#### [WHAT IS EXPECTED]
Reproduce the entries below word for word, leaving out the pictures.

Stored data entries
○ ○ ○
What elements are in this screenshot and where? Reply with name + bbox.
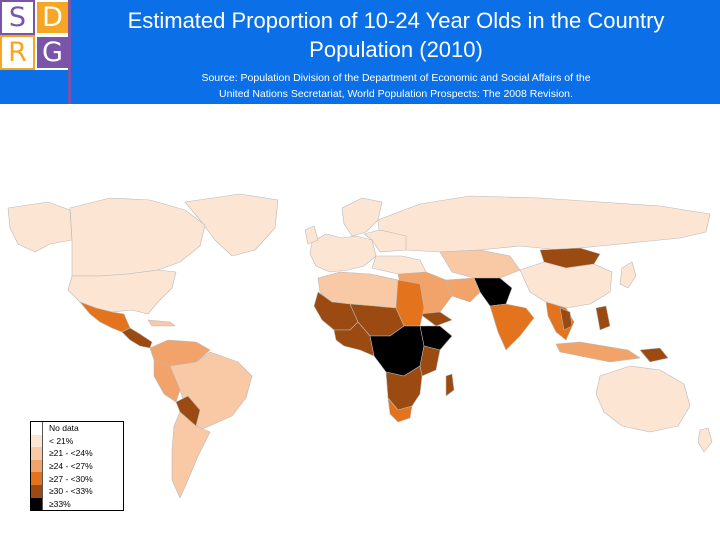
page-title: Estimated Proportion of 10-24 Year Olds … [72,6,720,64]
legend-item: < 21% [31,434,123,448]
logo-letter-d: D [35,0,70,35]
legend-item: ≥27 - <30% [31,472,123,485]
sdrg-logo: S D R G [0,0,70,70]
region-central-asia [439,249,521,279]
region-canada [69,197,206,277]
region-japan [619,261,637,289]
region-laos-cambodia [559,307,573,331]
world-map [7,193,713,499]
source-note: Source: Population Division of the Depar… [72,70,720,102]
legend-swatch [31,459,43,473]
region-yemen [419,311,453,327]
region-philippines [595,305,611,331]
legend-swatch [31,472,43,485]
title-line-2: Population (2010) [309,37,483,62]
legend-swatch [31,484,43,498]
region-turkey [371,255,427,275]
legend-swatch [31,447,43,460]
legend-item: ≥30 - <33% [31,484,123,498]
region-australia [595,365,691,433]
legend-item: No data [31,422,123,435]
legend-label: ≥21 - <24% [49,448,93,459]
region-eastern-europe [363,229,407,253]
legend-item: ≥21 - <24% [31,447,123,460]
legend-swatch [31,497,43,511]
region-uk [304,225,319,245]
legend-label: ≥30 - <33% [49,486,93,497]
region-europe-west [309,233,377,273]
region-new-zealand [697,427,713,453]
region-east-africa [419,345,441,377]
region-china [519,261,613,309]
region-greenland [184,193,279,257]
legend-label: No data [49,423,79,434]
region-caribbean [147,319,176,327]
source-line-2: United Nations Secretariat, World Popula… [219,88,573,100]
legend-label: ≥27 - <30% [49,473,93,484]
region-iran [445,277,481,303]
region-russia [377,195,711,253]
map-legend: No data < 21% ≥21 - <24% ≥24 - <27% ≥27 … [30,421,124,512]
region-alaska [7,201,73,253]
legend-item: ≥24 - <27% [31,459,123,473]
region-central-america [121,327,153,349]
region-india [489,303,535,351]
legend-label: ≥33% [49,498,71,509]
logo-letter-s: S [0,0,35,35]
logo-divider [68,0,71,104]
region-south-africa [387,397,413,423]
legend-label: < 21% [49,435,74,446]
region-png [639,347,669,363]
region-southern-cone [171,411,211,499]
legend-swatch [31,422,43,435]
legend-label: ≥24 - <27% [49,461,93,472]
header-banner: S D R G Estimated Proportion of 10-24 Ye… [0,0,720,104]
legend-item: ≥33% [31,497,123,511]
source-line-1: Source: Population Division of the Depar… [201,72,591,84]
region-gulf-of-guinea [333,321,375,357]
logo-letter-r: R [0,35,35,70]
title-line-1: Estimated Proportion of 10-24 Year Olds … [127,8,665,33]
region-scandinavia [341,197,383,237]
region-indonesia [555,341,641,363]
region-madagascar [445,373,455,397]
logo-letter-g: G [35,35,70,70]
legend-swatch [31,434,43,448]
○ ○ ○
#### [EXERCISE OUTPUT]
What elements are in this screenshot and where? Reply with name + bbox.
page-title: Estimated Proportion of 10-24 Year Olds … [72,6,720,64]
legend-item: < 21% [31,434,123,448]
logo-letter-d: D [35,0,70,35]
legend-item: ≥27 - <30% [31,472,123,485]
sdrg-logo: S D R G [0,0,70,70]
region-central-asia [439,249,521,279]
region-canada [69,197,206,277]
region-japan [619,261,637,289]
region-laos-cambodia [559,307,573,331]
world-map [7,193,713,499]
source-note: Source: Population Division of the Depar… [72,70,720,102]
legend-swatch [31,459,43,473]
region-yemen [419,311,453,327]
region-philippines [595,305,611,331]
legend-swatch [31,472,43,485]
title-line-2: Population (2010) [309,37,483,62]
legend-swatch [31,484,43,498]
region-turkey [371,255,427,275]
legend-swatch [31,447,43,460]
legend-item: ≥30 - <33% [31,484,123,498]
region-australia [595,365,691,433]
legend-item: No data [31,422,123,435]
legend-label: ≥21 - <24% [49,448,93,459]
region-eastern-europe [363,229,407,253]
legend-item: ≥21 - <24% [31,447,123,460]
legend-swatch [31,497,43,511]
region-uk [304,225,319,245]
legend-label: ≥30 - <33% [49,486,93,497]
region-europe-west [309,233,377,273]
region-new-zealand [697,427,713,453]
region-east-africa [419,345,441,377]
region-china [519,261,613,309]
region-greenland [184,193,279,257]
legend-label: No data [49,423,79,434]
region-caribbean [147,319,176,327]
source-line-2: United Nations Secretariat, World Popula… [219,88,573,100]
legend-label: ≥27 - <30% [49,473,93,484]
region-iran [445,277,481,303]
region-russia [377,195,711,253]
map-legend: No data < 21% ≥21 - <24% ≥24 - <27% ≥27 … [30,421,124,512]
region-alaska [7,201,73,253]
legend-item: ≥24 - <27% [31,459,123,473]
region-central-america [121,327,153,349]
region-india [489,303,535,351]
legend-label: ≥33% [49,498,71,509]
logo-letter-s: S [0,0,35,35]
logo-divider [68,0,71,104]
region-south-africa [387,397,413,423]
legend-label: < 21% [49,435,74,446]
region-png [639,347,669,363]
region-southern-cone [171,411,211,499]
legend-swatch [31,422,43,435]
legend-label: ≥24 - <27% [49,461,93,472]
header-banner: S D R G Estimated Proportion of 10-24 Ye… [0,0,720,104]
legend-item: ≥33% [31,497,123,511]
source-line-1: Source: Population Division of the Depar… [201,72,591,84]
region-gulf-of-guinea [333,321,375,357]
logo-letter-r: R [0,35,35,70]
title-line-1: Estimated Proportion of 10-24 Year Olds … [127,8,665,33]
region-scandinavia [341,197,383,237]
region-indonesia [555,341,641,363]
region-madagascar [445,373,455,397]
logo-letter-g: G [35,35,70,70]
legend-swatch [31,434,43,448]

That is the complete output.